**Selected text**.
==================================================
Azam Khan

Personal information
- Born: 20 April 1926 Nawakille, Peshawar
- Died: 28 March 2020 (aged 93) London, England

Sport
- Country: Pakistan
- Coached by: Hashim Khan
- Retired: 1962
- Highest ranking: British Open Squash Champion (Four consecutive titles from 1959 to 1962)
- Title: British Open Squash Champion from 1959 to 1962

Medal record
| Pride of Performance Award by the Government of Pakistan (1961) |

= Azam Khan (squash player) =

Pakistani squash player (1926–2020)

Azam Khan (Pashto: اعظم خان‎; 20 April 1926 – 28 March 2020) was a Pakistani squash player who won the British Open Championships four times, from 1959 to 1962.

==Early life and family==
Azam Khan was born into a Pashtun family at Nawakville, a small village near Peshawar, Pakistan, on 20 April 1926. At first, he became a tennis coach at the officers' club of the Pakistan Air Force. Soon after that, his older brother Hashim Khan who was 11 years older and was almost like a father figure to him, who also would go on to win seven British titles later in his career, asked him to change careers to playing squash instead of tennis. When Azam Khan switched over to playing squash, he was such a quick learner that he became the second best player behind his famous brother Hashim Khan within six months. Azam Khan was widely considered one of the world's best shot-makers and game strategists.
==================================================
**Extracted data**.
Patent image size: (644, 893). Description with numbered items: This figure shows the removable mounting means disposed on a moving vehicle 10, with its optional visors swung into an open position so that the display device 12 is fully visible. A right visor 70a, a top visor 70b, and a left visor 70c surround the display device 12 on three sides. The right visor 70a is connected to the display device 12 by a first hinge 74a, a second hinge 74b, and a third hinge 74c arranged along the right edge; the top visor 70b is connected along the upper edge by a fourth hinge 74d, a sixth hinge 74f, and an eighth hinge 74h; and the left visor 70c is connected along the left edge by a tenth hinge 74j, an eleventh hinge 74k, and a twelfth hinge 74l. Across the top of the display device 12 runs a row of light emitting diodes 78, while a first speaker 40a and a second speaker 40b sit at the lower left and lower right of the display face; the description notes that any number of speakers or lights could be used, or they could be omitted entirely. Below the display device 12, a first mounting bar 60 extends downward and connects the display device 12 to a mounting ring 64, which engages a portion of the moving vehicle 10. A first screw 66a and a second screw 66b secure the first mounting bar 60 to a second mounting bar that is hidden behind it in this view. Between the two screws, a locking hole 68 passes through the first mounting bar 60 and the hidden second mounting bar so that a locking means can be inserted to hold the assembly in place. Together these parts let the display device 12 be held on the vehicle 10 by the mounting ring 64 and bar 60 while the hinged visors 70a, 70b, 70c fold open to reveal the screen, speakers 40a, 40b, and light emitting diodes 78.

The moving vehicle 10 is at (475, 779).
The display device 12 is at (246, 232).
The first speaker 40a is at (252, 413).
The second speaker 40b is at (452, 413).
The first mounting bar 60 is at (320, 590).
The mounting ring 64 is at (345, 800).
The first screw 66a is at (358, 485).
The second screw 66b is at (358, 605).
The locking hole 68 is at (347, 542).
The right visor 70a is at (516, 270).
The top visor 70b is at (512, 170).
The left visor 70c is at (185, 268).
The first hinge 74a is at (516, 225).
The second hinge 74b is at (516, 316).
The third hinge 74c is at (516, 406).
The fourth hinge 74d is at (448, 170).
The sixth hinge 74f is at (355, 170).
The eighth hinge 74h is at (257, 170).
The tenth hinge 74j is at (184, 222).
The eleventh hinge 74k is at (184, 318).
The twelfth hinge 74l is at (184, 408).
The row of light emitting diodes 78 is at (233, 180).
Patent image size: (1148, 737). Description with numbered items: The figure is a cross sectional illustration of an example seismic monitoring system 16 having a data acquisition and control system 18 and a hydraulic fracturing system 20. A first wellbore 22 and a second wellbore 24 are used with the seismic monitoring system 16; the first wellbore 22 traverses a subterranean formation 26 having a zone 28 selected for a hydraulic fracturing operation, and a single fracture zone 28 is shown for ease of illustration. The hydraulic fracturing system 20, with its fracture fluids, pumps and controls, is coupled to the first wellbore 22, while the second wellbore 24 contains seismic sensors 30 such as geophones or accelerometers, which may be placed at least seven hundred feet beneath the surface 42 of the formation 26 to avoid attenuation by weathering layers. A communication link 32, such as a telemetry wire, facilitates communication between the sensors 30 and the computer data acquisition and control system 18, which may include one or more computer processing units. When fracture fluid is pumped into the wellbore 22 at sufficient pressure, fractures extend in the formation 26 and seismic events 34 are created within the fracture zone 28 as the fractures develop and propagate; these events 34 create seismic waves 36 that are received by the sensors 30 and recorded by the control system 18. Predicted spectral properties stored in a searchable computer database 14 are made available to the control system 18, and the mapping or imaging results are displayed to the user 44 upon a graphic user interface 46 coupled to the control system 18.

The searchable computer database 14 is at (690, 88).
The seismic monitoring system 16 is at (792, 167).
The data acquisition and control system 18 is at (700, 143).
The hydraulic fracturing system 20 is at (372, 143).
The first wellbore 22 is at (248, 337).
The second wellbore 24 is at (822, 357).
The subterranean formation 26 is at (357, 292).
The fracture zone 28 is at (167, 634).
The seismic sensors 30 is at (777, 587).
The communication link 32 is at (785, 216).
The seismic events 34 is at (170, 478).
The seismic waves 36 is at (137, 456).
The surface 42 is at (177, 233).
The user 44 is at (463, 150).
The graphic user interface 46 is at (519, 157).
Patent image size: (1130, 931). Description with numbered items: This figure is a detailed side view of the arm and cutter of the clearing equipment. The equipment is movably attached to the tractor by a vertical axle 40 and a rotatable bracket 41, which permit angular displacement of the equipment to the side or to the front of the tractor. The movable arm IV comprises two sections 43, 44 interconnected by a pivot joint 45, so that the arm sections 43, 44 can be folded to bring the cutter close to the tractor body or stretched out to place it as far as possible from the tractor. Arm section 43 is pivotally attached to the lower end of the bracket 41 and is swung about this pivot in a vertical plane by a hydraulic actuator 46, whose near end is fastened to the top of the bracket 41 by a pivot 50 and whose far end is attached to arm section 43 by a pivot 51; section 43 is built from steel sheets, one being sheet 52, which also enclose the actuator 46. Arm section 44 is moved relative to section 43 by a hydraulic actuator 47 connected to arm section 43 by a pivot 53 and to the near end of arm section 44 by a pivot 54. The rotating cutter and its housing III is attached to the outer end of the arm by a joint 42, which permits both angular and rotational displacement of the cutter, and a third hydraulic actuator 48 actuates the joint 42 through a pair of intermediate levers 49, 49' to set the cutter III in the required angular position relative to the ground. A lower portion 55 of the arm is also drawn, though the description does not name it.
==================================================
**Work instructions**. Print the passage of the Azam Khan text that starts with "- Title: British" and goes on through "squash player (1926–2020)", copying every word unchanged.

**Output for this exercise**.
- Title: British Open Squash Champion from 1959 to 1962

Medal record
| Pride of Performance Award by the Government of Pakistan (1961) |

= Azam Khan (squash player) =

Pakistani squash player (1926–2020)